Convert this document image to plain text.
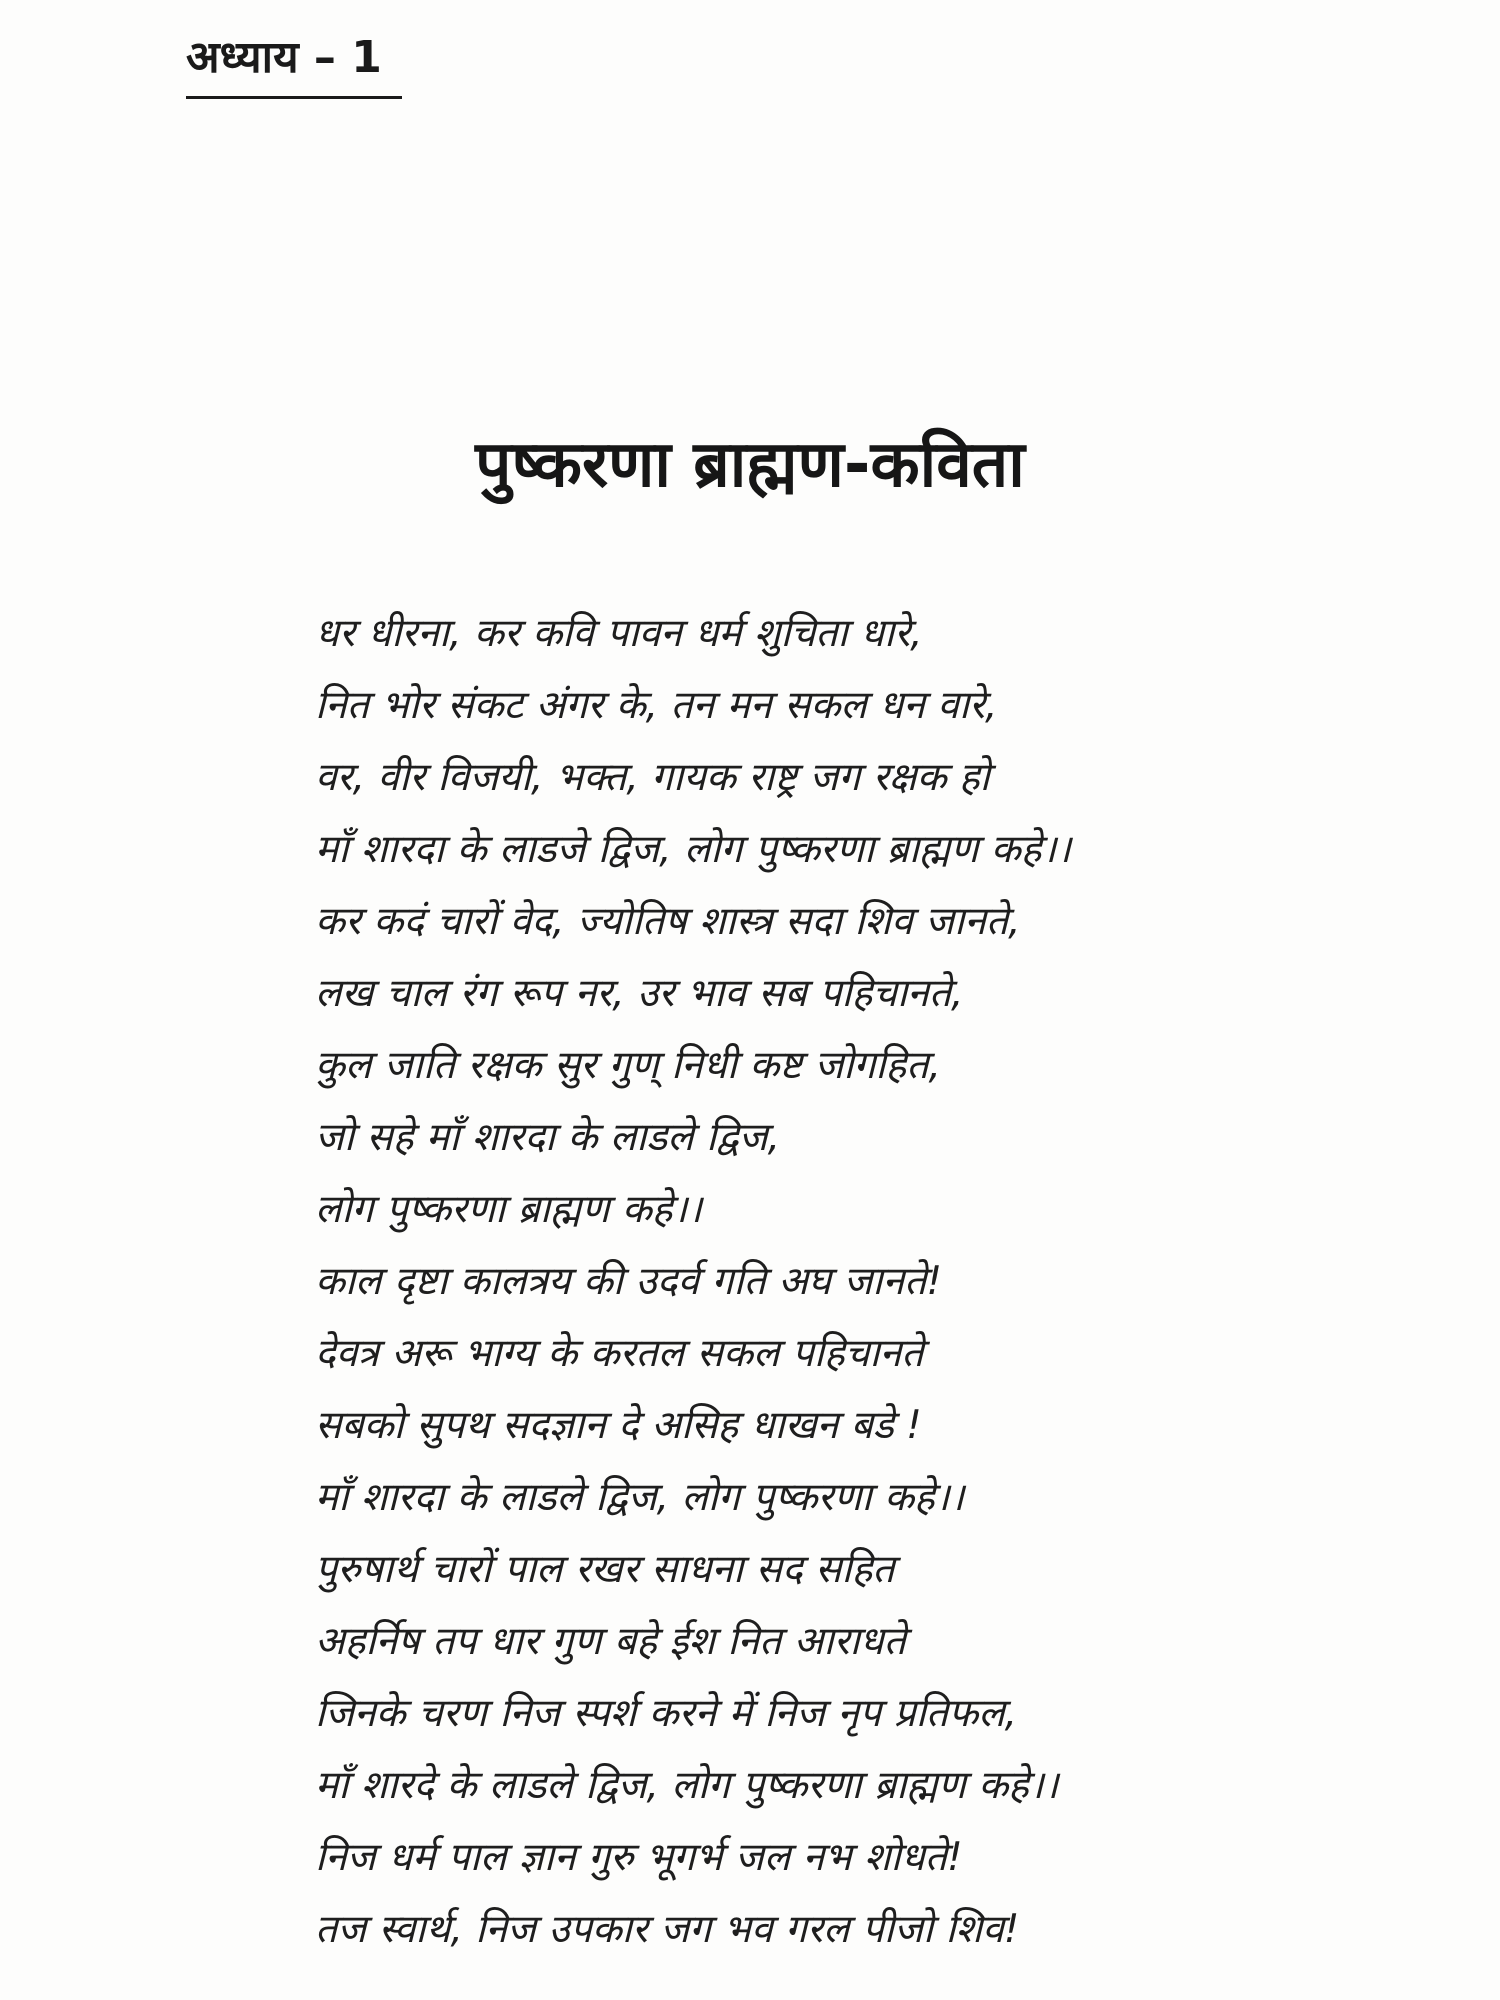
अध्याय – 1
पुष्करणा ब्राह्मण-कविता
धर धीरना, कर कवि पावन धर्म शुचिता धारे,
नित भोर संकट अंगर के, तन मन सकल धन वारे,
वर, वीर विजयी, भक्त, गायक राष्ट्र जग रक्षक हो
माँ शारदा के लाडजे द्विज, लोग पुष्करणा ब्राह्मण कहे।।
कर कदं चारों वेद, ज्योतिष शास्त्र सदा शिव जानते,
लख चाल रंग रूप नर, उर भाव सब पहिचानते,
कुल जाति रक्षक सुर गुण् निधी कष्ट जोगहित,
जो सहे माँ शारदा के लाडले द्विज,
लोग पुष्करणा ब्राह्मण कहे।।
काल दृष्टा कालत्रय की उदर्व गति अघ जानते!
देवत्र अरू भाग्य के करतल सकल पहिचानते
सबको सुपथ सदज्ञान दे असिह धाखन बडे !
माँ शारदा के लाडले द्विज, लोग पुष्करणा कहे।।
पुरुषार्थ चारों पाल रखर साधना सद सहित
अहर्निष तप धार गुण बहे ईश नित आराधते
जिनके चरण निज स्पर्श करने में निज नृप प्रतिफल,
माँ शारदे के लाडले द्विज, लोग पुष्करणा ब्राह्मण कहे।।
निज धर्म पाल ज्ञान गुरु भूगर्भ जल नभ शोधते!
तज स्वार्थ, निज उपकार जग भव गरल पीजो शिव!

▶ [TASK OBJECTIVE]
Repeat the listing verbatim. Skip the pictures.

▶ [SOLVED EXERCISE]
Convert this document image to plain text.
अध्याय – 1
पुष्करणा ब्राह्मण-कविता
धर धीरना, कर कवि पावन धर्म शुचिता धारे,
नित भोर संकट अंगर के, तन मन सकल धन वारे,
वर, वीर विजयी, भक्त, गायक राष्ट्र जग रक्षक हो
माँ शारदा के लाडजे द्विज, लोग पुष्करणा ब्राह्मण कहे।।
कर कदं चारों वेद, ज्योतिष शास्त्र सदा शिव जानते,
लख चाल रंग रूप नर, उर भाव सब पहिचानते,
कुल जाति रक्षक सुर गुण् निधी कष्ट जोगहित,
जो सहे माँ शारदा के लाडले द्विज,
लोग पुष्करणा ब्राह्मण कहे।।
काल दृष्टा कालत्रय की उदर्व गति अघ जानते!
देवत्र अरू भाग्य के करतल सकल पहिचानते
सबको सुपथ सदज्ञान दे असिह धाखन बडे !
माँ शारदा के लाडले द्विज, लोग पुष्करणा कहे।।
पुरुषार्थ चारों पाल रखर साधना सद सहित
अहर्निष तप धार गुण बहे ईश नित आराधते
जिनके चरण निज स्पर्श करने में निज नृप प्रतिफल,
माँ शारदे के लाडले द्विज, लोग पुष्करणा ब्राह्मण कहे।।
निज धर्म पाल ज्ञान गुरु भूगर्भ जल नभ शोधते!
तज स्वार्थ, निज उपकार जग भव गरल पीजो शिव!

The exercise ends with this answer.